_Record set_.
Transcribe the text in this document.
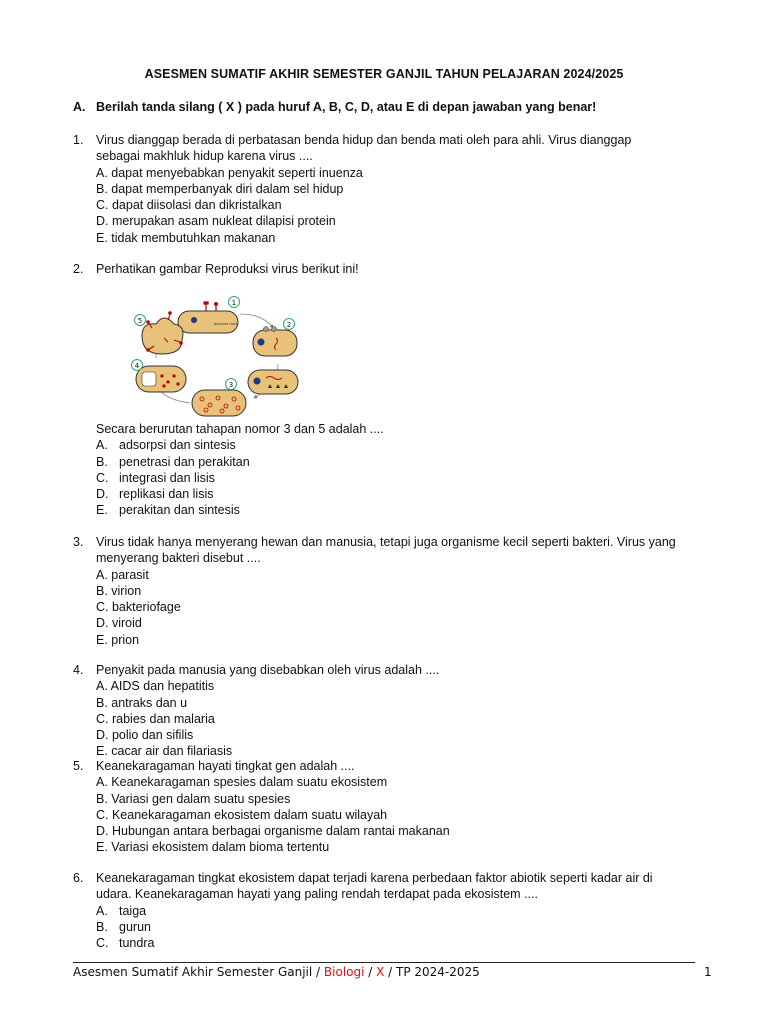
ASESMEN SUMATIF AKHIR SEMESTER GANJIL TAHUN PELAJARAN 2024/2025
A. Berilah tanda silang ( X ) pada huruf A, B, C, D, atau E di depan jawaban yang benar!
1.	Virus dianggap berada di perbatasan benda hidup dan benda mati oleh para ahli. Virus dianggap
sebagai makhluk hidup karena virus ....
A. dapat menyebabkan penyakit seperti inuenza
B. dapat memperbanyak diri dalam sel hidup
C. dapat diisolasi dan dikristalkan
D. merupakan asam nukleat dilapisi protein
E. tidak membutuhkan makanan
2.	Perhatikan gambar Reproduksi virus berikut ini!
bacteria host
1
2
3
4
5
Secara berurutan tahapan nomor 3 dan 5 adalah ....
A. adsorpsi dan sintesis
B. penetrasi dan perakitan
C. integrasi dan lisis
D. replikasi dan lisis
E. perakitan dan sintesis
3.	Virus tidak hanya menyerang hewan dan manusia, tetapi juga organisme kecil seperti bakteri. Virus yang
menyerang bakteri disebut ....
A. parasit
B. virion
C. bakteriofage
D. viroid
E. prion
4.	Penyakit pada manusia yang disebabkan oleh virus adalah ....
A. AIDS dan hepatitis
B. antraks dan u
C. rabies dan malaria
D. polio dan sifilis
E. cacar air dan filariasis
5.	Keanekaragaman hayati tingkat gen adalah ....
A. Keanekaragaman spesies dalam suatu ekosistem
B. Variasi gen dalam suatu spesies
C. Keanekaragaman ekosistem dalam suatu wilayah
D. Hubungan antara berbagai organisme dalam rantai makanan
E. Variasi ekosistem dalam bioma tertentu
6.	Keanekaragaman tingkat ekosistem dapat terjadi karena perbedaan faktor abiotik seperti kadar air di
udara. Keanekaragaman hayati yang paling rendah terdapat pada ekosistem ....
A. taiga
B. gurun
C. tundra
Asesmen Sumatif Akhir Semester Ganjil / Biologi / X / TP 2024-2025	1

_Task to carry out_. Carry over each record above character for character, with the pictures left out.

_Your solution_.
Transcribe the text in this document.
ASESMEN SUMATIF AKHIR SEMESTER GANJIL TAHUN PELAJARAN 2024/2025
A. Berilah tanda silang ( X ) pada huruf A, B, C, D, atau E di depan jawaban yang benar!
1.	Virus dianggap berada di perbatasan benda hidup dan benda mati oleh para ahli. Virus dianggap
sebagai makhluk hidup karena virus ....
A. dapat menyebabkan penyakit seperti inuenza
B. dapat memperbanyak diri dalam sel hidup
C. dapat diisolasi dan dikristalkan
D. merupakan asam nukleat dilapisi protein
E. tidak membutuhkan makanan
2.	Perhatikan gambar Reproduksi virus berikut ini!
bacteria host
1
2
3
4
5
Secara berurutan tahapan nomor 3 dan 5 adalah ....
A. adsorpsi dan sintesis
B. penetrasi dan perakitan
C. integrasi dan lisis
D. replikasi dan lisis
E. perakitan dan sintesis
3.	Virus tidak hanya menyerang hewan dan manusia, tetapi juga organisme kecil seperti bakteri. Virus yang
menyerang bakteri disebut ....
A. parasit
B. virion
C. bakteriofage
D. viroid
E. prion
4.	Penyakit pada manusia yang disebabkan oleh virus adalah ....
A. AIDS dan hepatitis
B. antraks dan u
C. rabies dan malaria
D. polio dan sifilis
E. cacar air dan filariasis
5.	Keanekaragaman hayati tingkat gen adalah ....
A. Keanekaragaman spesies dalam suatu ekosistem
B. Variasi gen dalam suatu spesies
C. Keanekaragaman ekosistem dalam suatu wilayah
D. Hubungan antara berbagai organisme dalam rantai makanan
E. Variasi ekosistem dalam bioma tertentu
6.	Keanekaragaman tingkat ekosistem dapat terjadi karena perbedaan faktor abiotik seperti kadar air di
udara. Keanekaragaman hayati yang paling rendah terdapat pada ekosistem ....
A. taiga
B. gurun
C. tundra
Asesmen Sumatif Akhir Semester Ganjil / Biologi / X / TP 2024-2025	1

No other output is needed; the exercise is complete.